>>>>
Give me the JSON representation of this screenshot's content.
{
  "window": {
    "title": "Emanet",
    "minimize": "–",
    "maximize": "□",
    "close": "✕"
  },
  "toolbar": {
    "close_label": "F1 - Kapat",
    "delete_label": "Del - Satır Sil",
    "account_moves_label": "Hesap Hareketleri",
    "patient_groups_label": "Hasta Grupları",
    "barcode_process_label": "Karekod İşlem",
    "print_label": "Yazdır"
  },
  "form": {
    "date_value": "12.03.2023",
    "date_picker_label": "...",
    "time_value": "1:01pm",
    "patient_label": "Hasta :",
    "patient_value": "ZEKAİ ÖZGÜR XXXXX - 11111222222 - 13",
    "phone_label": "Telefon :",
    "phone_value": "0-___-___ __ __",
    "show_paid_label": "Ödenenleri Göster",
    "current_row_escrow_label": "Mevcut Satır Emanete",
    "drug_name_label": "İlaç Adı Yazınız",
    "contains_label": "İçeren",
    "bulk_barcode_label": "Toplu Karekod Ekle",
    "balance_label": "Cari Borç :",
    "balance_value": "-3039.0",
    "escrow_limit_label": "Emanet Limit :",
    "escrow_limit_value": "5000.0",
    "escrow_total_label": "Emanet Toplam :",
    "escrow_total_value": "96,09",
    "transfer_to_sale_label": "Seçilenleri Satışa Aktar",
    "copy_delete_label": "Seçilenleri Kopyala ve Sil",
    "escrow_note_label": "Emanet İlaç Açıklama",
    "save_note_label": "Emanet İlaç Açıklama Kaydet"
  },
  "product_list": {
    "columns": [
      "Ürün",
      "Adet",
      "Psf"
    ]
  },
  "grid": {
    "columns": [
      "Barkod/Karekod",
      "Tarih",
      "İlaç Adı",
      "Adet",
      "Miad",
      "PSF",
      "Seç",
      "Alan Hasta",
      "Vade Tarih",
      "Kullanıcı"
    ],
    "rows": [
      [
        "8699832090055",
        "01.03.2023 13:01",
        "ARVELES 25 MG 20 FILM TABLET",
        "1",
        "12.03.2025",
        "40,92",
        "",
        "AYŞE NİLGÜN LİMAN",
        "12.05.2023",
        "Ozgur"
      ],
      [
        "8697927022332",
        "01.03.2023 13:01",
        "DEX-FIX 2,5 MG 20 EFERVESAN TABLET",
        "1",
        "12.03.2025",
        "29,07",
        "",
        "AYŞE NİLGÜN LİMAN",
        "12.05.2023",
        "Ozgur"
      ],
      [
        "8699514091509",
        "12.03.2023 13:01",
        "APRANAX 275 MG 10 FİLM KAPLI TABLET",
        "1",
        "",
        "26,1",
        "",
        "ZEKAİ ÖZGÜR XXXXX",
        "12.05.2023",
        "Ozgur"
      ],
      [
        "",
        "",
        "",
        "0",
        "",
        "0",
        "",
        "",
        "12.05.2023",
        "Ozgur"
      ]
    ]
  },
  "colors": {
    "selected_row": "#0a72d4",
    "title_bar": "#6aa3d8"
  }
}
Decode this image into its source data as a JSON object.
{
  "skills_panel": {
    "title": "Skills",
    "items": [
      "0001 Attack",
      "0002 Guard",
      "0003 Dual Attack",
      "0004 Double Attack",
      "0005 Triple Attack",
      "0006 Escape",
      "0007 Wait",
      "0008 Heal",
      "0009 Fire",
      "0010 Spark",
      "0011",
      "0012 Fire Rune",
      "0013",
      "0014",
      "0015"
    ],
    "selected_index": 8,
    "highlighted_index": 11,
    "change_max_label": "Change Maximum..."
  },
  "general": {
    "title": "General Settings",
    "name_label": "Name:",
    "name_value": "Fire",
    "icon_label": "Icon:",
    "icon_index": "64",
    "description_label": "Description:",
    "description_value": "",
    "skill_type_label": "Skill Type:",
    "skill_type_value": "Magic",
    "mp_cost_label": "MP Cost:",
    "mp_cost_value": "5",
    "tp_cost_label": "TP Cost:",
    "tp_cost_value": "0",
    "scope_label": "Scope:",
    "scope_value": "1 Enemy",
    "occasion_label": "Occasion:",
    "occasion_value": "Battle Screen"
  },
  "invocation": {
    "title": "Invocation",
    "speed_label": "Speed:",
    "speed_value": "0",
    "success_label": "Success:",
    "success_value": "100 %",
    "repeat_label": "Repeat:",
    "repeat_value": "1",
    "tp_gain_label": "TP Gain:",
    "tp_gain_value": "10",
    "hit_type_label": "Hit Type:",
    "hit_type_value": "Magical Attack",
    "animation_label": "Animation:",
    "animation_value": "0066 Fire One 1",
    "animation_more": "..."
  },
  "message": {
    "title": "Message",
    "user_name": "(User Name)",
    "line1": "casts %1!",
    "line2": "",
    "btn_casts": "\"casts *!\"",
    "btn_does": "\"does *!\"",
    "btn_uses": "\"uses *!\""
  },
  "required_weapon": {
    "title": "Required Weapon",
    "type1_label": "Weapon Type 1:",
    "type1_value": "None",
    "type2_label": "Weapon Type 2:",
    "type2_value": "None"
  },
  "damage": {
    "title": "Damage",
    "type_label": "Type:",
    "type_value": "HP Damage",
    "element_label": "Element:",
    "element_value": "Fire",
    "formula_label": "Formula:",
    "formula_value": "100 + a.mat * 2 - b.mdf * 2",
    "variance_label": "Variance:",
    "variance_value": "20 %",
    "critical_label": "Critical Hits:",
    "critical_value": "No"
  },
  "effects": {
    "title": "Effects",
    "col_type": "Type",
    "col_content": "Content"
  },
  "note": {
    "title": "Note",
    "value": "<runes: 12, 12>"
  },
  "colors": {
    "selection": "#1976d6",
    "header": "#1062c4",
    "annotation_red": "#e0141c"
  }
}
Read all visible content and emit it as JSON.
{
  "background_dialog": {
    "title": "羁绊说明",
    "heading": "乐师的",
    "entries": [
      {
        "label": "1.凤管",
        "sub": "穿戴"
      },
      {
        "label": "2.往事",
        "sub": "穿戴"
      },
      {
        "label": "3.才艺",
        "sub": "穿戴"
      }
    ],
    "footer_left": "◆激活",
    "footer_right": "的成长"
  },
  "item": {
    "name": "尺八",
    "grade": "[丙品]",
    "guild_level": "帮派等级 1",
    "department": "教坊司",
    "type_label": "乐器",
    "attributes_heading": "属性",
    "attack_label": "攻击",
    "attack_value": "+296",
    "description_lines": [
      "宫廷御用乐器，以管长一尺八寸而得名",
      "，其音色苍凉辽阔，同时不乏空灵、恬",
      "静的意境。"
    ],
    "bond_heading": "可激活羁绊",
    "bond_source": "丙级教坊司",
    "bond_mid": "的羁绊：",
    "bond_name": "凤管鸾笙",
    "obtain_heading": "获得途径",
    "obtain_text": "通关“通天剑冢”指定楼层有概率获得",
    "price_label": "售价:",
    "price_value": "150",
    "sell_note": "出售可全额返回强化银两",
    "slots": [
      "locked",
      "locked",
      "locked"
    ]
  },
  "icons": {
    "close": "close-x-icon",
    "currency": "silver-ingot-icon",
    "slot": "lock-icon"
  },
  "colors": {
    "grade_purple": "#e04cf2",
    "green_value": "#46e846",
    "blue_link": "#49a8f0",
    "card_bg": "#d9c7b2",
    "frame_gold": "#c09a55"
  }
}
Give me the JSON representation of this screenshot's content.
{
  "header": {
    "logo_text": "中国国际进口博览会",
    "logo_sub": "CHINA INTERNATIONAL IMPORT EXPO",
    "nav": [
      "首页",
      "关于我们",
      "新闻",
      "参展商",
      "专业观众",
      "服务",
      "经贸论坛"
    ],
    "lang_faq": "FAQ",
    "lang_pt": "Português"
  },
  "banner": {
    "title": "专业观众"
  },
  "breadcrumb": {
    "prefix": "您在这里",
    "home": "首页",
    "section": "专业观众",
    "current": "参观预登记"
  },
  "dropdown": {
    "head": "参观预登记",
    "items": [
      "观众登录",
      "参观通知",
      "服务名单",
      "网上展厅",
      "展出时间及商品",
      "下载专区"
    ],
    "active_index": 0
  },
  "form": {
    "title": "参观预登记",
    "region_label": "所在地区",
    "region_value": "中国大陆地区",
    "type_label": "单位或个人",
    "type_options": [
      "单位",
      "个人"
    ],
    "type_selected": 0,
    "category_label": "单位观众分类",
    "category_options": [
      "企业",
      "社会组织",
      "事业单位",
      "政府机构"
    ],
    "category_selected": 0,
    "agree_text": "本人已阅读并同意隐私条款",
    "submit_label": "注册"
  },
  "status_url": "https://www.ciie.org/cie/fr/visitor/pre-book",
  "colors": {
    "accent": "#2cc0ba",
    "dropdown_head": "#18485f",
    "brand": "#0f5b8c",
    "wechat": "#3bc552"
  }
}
<<<<
• [Exercise aim]:
Filter the listing above for the string "Karekod" and copy every matching line.

• [Solved exercise]:
    "barcode_process_label": "Karekod İşlem",
    "bulk_barcode_label": "Toplu Karekod Ekle",
      "Barkod/Karekod",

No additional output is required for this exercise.